[Entries from a dataset]
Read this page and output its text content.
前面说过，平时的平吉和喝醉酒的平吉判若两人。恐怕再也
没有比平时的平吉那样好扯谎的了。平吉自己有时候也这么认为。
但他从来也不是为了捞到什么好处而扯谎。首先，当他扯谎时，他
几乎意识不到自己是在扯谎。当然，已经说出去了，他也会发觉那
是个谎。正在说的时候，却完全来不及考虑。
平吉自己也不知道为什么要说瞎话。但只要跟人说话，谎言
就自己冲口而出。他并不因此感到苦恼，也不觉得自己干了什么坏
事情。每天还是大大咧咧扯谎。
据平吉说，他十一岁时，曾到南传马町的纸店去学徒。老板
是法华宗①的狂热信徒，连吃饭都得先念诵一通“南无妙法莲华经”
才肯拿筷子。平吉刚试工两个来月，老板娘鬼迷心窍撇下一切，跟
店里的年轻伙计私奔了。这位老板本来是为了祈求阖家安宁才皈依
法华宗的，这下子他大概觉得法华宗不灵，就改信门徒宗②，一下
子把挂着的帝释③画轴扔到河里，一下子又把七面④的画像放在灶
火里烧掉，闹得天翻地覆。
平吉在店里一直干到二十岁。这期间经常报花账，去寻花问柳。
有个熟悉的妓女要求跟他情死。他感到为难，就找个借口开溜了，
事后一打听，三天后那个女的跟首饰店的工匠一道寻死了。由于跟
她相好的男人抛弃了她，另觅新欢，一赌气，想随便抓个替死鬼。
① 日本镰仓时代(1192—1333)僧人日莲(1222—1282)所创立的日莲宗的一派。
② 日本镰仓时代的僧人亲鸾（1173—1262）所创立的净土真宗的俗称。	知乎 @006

### Given problem
Reproduce every line of the data verbatim.

### Response below
Read this page and output its text content.
前面说过，平时的平吉和喝醉酒的平吉判若两人。恐怕再也
没有比平时的平吉那样好扯谎的了。平吉自己有时候也这么认为。
但他从来也不是为了捞到什么好处而扯谎。首先，当他扯谎时，他
几乎意识不到自己是在扯谎。当然，已经说出去了，他也会发觉那
是个谎。正在说的时候，却完全来不及考虑。
平吉自己也不知道为什么要说瞎话。但只要跟人说话，谎言
就自己冲口而出。他并不因此感到苦恼，也不觉得自己干了什么坏
事情。每天还是大大咧咧扯谎。
据平吉说，他十一岁时，曾到南传马町的纸店去学徒。老板
是法华宗①的狂热信徒，连吃饭都得先念诵一通“南无妙法莲华经”
才肯拿筷子。平吉刚试工两个来月，老板娘鬼迷心窍撇下一切，跟
店里的年轻伙计私奔了。这位老板本来是为了祈求阖家安宁才皈依
法华宗的，这下子他大概觉得法华宗不灵，就改信门徒宗②，一下
子把挂着的帝释③画轴扔到河里，一下子又把七面④的画像放在灶
火里烧掉，闹得天翻地覆。
平吉在店里一直干到二十岁。这期间经常报花账，去寻花问柳。
有个熟悉的妓女要求跟他情死。他感到为难，就找个借口开溜了，
事后一打听，三天后那个女的跟首饰店的工匠一道寻死了。由于跟
她相好的男人抛弃了她，另觅新欢，一赌气，想随便抓个替死鬼。
① 日本镰仓时代(1192—1333)僧人日莲(1222—1282)所创立的日莲宗的一派。
② 日本镰仓时代的僧人亲鸾（1173—1262）所创立的净土真宗的俗称。	知乎 @006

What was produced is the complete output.